— Begin —

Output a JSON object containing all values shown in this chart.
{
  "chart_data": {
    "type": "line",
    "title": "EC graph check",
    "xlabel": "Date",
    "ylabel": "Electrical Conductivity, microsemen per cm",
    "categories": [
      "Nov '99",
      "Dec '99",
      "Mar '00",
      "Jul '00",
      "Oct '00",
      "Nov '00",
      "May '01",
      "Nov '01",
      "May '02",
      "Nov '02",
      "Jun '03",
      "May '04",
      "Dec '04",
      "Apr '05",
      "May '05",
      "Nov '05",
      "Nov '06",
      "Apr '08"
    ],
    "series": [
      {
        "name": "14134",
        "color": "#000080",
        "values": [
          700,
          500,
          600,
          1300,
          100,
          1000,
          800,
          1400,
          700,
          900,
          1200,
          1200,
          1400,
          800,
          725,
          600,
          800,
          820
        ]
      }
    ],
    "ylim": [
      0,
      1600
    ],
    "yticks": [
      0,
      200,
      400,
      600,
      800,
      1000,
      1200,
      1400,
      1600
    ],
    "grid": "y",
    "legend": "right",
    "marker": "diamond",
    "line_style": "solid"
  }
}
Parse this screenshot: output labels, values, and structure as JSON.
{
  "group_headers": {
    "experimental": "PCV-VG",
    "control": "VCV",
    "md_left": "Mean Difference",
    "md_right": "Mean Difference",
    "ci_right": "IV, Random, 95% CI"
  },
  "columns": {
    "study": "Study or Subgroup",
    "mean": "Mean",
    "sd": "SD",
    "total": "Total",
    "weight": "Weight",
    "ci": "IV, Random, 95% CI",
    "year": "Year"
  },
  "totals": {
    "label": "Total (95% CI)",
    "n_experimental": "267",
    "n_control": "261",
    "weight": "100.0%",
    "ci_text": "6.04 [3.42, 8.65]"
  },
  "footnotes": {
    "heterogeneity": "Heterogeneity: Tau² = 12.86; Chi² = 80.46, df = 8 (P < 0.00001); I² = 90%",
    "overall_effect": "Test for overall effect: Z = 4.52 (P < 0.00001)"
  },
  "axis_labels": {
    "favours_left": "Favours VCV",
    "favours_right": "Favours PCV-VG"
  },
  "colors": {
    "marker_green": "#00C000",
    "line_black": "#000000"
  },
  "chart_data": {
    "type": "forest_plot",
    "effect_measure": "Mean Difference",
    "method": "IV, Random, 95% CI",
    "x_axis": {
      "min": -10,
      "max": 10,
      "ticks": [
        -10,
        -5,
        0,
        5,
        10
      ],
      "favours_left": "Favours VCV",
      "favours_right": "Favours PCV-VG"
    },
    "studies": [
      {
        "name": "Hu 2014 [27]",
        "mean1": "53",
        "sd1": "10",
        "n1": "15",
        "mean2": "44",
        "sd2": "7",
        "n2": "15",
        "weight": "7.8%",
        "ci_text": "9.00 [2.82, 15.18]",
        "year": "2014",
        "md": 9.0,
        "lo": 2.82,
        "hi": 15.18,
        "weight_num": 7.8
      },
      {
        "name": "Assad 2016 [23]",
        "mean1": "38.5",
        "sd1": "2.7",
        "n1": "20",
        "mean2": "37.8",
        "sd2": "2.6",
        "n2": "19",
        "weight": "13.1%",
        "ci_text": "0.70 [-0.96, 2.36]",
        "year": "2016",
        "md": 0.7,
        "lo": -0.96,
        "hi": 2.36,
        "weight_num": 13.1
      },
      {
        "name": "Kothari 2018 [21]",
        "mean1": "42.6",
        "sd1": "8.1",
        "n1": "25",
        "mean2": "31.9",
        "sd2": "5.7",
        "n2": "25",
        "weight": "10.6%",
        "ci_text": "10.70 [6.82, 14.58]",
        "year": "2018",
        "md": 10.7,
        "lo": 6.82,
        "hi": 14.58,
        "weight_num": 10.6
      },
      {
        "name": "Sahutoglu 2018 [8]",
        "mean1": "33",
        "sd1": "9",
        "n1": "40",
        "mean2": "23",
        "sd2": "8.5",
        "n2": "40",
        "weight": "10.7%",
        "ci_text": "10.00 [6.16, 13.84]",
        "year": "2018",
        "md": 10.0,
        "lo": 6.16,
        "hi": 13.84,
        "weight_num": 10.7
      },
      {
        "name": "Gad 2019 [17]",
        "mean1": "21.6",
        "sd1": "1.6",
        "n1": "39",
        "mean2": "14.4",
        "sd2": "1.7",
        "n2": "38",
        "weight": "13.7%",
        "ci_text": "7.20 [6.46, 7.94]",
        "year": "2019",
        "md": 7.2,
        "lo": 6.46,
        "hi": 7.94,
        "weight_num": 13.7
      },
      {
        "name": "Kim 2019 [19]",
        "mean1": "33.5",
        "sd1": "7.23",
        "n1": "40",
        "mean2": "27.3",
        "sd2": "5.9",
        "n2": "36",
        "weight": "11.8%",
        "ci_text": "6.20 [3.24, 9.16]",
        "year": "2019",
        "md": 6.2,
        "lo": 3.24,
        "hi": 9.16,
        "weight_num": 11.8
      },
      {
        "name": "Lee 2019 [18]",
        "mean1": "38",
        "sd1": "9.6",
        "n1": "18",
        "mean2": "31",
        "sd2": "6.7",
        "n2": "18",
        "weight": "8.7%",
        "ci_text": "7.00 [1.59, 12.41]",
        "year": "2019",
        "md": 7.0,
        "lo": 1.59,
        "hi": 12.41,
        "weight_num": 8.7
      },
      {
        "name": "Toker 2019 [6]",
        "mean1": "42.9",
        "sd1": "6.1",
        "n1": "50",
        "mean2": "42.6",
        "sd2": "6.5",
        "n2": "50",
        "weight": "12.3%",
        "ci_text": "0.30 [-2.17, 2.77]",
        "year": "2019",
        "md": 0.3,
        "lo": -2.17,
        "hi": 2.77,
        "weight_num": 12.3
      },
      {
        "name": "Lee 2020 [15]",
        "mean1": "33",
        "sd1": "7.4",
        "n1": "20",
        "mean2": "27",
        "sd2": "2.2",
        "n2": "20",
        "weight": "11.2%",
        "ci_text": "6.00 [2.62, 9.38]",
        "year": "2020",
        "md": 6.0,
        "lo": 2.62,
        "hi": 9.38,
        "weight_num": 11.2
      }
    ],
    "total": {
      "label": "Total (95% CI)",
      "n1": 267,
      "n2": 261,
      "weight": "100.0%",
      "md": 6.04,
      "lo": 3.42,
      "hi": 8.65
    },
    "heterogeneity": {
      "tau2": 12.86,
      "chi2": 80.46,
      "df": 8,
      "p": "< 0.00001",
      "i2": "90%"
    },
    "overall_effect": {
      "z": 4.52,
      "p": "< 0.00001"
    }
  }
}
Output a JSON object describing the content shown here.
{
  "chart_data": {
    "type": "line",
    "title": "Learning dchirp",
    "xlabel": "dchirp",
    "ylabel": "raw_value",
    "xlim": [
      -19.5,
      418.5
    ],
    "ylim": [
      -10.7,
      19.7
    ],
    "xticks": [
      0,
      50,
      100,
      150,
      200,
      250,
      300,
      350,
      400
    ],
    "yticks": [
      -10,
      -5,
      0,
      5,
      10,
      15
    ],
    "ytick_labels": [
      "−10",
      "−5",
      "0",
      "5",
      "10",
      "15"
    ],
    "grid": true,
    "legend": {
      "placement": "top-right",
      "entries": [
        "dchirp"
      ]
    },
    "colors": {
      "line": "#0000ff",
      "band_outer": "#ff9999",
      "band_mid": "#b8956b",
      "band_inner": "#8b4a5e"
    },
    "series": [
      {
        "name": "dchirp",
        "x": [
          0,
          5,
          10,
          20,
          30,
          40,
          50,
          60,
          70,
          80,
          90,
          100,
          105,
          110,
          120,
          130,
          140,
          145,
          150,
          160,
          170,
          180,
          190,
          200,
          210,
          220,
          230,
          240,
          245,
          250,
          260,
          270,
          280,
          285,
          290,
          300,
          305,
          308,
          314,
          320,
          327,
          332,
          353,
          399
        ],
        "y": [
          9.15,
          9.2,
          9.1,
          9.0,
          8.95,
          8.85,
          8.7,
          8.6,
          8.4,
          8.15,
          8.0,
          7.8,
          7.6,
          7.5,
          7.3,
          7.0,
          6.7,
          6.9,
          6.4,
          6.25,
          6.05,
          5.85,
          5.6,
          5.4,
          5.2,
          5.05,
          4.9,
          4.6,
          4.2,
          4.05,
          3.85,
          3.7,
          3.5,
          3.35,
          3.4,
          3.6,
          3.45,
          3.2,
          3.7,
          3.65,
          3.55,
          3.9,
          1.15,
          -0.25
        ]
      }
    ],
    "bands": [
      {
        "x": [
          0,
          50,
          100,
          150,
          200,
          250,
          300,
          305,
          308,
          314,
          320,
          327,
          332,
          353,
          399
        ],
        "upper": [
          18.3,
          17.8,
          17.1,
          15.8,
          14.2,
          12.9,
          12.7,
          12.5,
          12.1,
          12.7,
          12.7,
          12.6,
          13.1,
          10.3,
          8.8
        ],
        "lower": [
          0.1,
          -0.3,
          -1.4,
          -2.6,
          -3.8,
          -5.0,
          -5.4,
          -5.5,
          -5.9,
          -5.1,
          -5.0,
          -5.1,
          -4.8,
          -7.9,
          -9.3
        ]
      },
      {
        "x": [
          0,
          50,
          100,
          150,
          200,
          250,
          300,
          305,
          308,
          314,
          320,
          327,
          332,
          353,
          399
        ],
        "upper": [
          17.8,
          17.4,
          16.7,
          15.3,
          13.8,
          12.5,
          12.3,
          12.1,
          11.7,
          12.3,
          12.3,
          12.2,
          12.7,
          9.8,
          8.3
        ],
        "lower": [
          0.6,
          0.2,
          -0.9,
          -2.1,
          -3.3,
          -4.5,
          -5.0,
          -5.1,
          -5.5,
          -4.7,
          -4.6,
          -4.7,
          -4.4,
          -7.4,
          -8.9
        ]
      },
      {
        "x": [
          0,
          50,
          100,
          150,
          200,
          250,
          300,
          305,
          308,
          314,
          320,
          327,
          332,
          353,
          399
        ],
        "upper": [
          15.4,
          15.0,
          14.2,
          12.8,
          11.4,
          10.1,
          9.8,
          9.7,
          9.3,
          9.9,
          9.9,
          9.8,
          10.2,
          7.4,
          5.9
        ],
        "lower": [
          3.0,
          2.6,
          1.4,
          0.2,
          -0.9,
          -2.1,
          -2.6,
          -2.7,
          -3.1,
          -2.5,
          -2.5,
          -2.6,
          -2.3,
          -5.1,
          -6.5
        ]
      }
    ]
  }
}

— End —

** Your objective **
Lines that include the word "Random" — how many are there in the data? Answer with the number alone.

** Output **
3